▼

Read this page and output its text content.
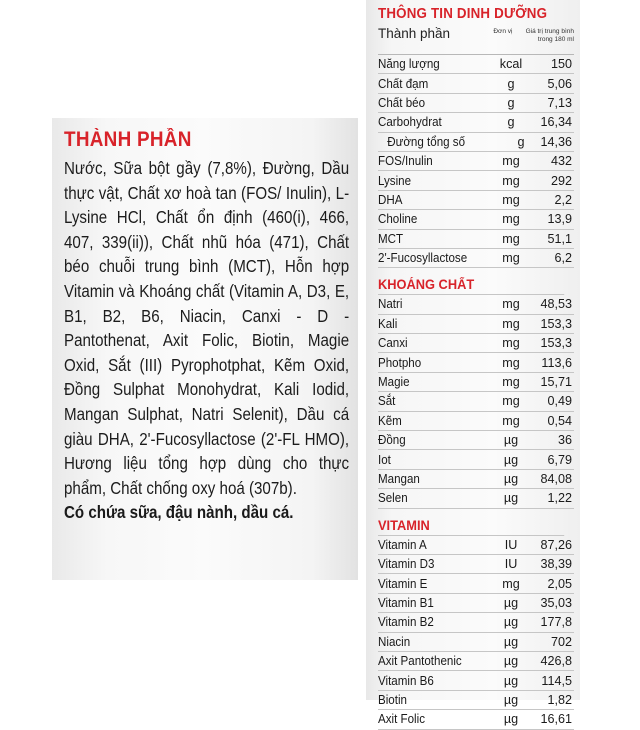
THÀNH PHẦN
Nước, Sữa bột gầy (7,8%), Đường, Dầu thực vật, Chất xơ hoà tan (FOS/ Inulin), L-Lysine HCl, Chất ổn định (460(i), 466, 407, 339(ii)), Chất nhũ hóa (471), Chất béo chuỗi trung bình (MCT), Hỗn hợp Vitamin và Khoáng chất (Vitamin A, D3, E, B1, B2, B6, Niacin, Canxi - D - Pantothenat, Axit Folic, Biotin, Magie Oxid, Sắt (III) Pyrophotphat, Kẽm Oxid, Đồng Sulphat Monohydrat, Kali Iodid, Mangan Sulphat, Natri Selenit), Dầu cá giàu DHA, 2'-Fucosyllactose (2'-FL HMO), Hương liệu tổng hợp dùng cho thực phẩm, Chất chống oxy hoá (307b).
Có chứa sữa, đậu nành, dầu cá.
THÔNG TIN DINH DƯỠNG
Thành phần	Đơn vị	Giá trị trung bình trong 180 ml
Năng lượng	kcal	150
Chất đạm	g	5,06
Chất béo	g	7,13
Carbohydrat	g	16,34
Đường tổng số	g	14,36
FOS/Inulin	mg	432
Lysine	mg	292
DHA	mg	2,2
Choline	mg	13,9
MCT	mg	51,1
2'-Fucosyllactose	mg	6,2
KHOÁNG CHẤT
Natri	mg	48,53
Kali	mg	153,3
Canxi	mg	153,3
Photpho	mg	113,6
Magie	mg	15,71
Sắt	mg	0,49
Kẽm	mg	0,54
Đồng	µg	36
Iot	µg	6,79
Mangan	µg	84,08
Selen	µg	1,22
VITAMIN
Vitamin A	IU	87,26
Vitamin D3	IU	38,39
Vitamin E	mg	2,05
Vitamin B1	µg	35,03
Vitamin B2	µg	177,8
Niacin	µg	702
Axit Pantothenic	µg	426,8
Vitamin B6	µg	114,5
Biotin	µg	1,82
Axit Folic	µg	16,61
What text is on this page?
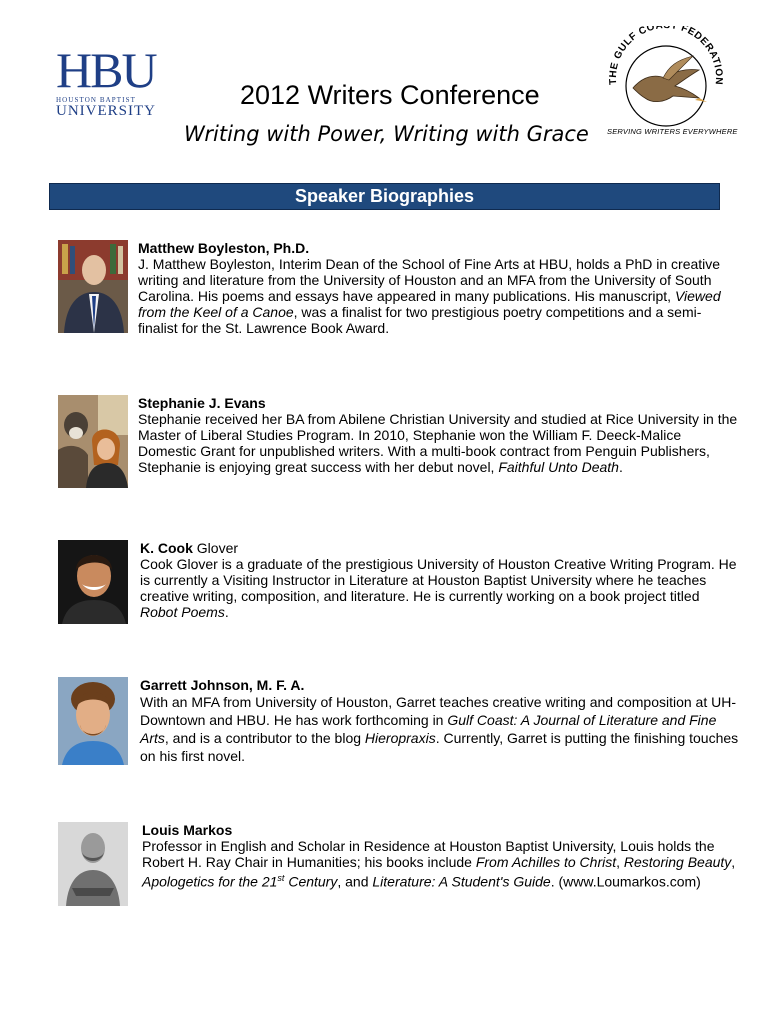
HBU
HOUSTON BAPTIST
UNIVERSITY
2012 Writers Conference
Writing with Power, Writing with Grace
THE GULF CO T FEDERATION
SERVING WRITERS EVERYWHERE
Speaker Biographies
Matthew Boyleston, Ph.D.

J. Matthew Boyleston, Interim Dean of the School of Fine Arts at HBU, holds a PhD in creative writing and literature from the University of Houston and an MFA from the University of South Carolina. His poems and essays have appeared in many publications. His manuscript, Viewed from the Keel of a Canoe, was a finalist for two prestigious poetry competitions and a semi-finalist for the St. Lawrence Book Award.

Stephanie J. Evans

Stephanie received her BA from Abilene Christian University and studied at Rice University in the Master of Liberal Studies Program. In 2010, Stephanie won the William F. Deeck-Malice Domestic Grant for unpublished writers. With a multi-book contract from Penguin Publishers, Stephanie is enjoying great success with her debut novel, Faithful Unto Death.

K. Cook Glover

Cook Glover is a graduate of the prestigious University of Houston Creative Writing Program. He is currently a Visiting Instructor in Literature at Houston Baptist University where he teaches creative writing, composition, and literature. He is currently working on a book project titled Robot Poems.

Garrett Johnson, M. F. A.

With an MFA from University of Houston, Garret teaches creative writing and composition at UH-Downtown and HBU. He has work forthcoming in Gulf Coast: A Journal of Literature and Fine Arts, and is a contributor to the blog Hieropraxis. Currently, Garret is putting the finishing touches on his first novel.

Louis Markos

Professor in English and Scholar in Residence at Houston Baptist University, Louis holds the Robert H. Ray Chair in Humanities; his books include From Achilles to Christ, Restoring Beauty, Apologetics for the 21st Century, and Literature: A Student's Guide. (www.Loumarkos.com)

▲

- _Objective_
Restate the listing above word for word, and skip the pictures.

- _Task solution_
Read this page and output its text content.
THÀNH PHẦN
Nước, Sữa bột gầy (7,8%), Đường, Dầu thực vật, Chất xơ hoà tan (FOS/ Inulin), L-Lysine HCl, Chất ổn định (460(i), 466, 407, 339(ii)), Chất nhũ hóa (471), Chất béo chuỗi trung bình (MCT), Hỗn hợp Vitamin và Khoáng chất (Vitamin A, D3, E, B1, B2, B6, Niacin, Canxi - D - Pantothenat, Axit Folic, Biotin, Magie Oxid, Sắt (III) Pyrophotphat, Kẽm Oxid, Đồng Sulphat Monohydrat, Kali Iodid, Mangan Sulphat, Natri Selenit), Dầu cá giàu DHA, 2'-Fucosyllactose (2'-FL HMO), Hương liệu tổng hợp dùng cho thực phẩm, Chất chống oxy hoá (307b).
Có chứa sữa, đậu nành, dầu cá.
THÔNG TIN DINH DƯỠNG
Thành phần	Đơn vị	Giá trị trung bình trong 180 ml
Năng lượng	kcal	150
Chất đạm	g	5,06
Chất béo	g	7,13
Carbohydrat	g	16,34
Đường tổng số	g	14,36
FOS/Inulin	mg	432
Lysine	mg	292
DHA	mg	2,2
Choline	mg	13,9
MCT	mg	51,1
2'-Fucosyllactose	mg	6,2
KHOÁNG CHẤT
Natri	mg	48,53
Kali	mg	153,3
Canxi	mg	153,3
Photpho	mg	113,6
Magie	mg	15,71
Sắt	mg	0,49
Kẽm	mg	0,54
Đồng	µg	36
Iot	µg	6,79
Mangan	µg	84,08
Selen	µg	1,22
VITAMIN
Vitamin A	IU	87,26
Vitamin D3	IU	38,39
Vitamin E	mg	2,05
Vitamin B1	µg	35,03
Vitamin B2	µg	177,8
Niacin	µg	702
Axit Pantothenic	µg	426,8
Vitamin B6	µg	114,5
Biotin	µg	1,82
Axit Folic	µg	16,61
What text is on this page?
HBU
HOUSTON BAPTIST
UNIVERSITY
2012 Writers Conference
Writing with Power, Writing with Grace
THE GULF CO T FEDERATION
SERVING WRITERS EVERYWHERE
Speaker Biographies
Matthew Boyleston, Ph.D.

J. Matthew Boyleston, Interim Dean of the School of Fine Arts at HBU, holds a PhD in creative writing and literature from the University of Houston and an MFA from the University of South Carolina. His poems and essays have appeared in many publications. His manuscript, Viewed from the Keel of a Canoe, was a finalist for two prestigious poetry competitions and a semi-finalist for the St. Lawrence Book Award.

Stephanie J. Evans

Stephanie received her BA from Abilene Christian University and studied at Rice University in the Master of Liberal Studies Program. In 2010, Stephanie won the William F. Deeck-Malice Domestic Grant for unpublished writers. With a multi-book contract from Penguin Publishers, Stephanie is enjoying great success with her debut novel, Faithful Unto Death.

K. Cook Glover

Cook Glover is a graduate of the prestigious University of Houston Creative Writing Program. He is currently a Visiting Instructor in Literature at Houston Baptist University where he teaches creative writing, composition, and literature. He is currently working on a book project titled Robot Poems.

Garrett Johnson, M. F. A.

With an MFA from University of Houston, Garret teaches creative writing and composition at UH-Downtown and HBU. He has work forthcoming in Gulf Coast: A Journal of Literature and Fine Arts, and is a contributor to the blog Hieropraxis. Currently, Garret is putting the finishing touches on his first novel.

Louis Markos

Professor in English and Scholar in Residence at Houston Baptist University, Louis holds the Robert H. Ray Chair in Humanities; his books include From Achilles to Christ, Restoring Beauty, Apologetics for the 21st Century, and Literature: A Student's Guide. (www.Loumarkos.com)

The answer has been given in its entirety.